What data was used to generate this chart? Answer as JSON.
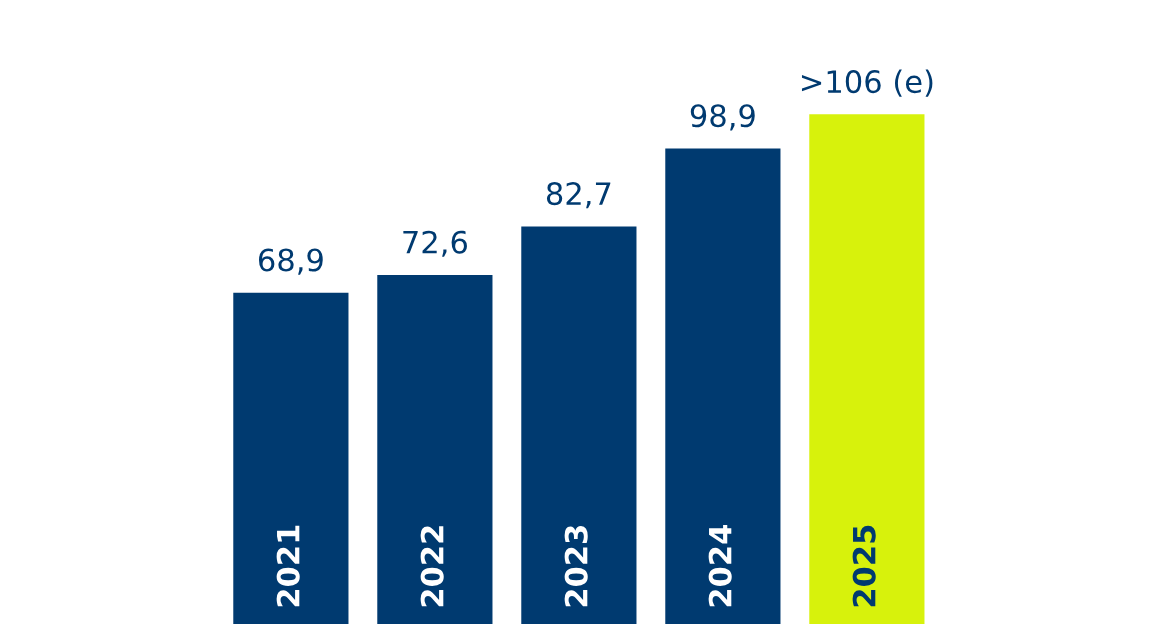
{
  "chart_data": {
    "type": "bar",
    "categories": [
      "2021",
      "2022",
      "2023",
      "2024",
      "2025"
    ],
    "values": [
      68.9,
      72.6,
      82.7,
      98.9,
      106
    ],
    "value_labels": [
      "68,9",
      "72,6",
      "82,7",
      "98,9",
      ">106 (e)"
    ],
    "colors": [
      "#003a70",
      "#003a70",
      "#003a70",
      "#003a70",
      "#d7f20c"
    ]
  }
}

- **Directive**
Make an exact copy of all entries above, dropping the images.

- **Solution to the problem**
What data was used to generate this chart? Answer as JSON.
{
  "chart_data": {
    "type": "bar",
    "categories": [
      "2021",
      "2022",
      "2023",
      "2024",
      "2025"
    ],
    "values": [
      68.9,
      72.6,
      82.7,
      98.9,
      106
    ],
    "value_labels": [
      "68,9",
      "72,6",
      "82,7",
      "98,9",
      ">106 (e)"
    ],
    "colors": [
      "#003a70",
      "#003a70",
      "#003a70",
      "#003a70",
      "#d7f20c"
    ]
  }
}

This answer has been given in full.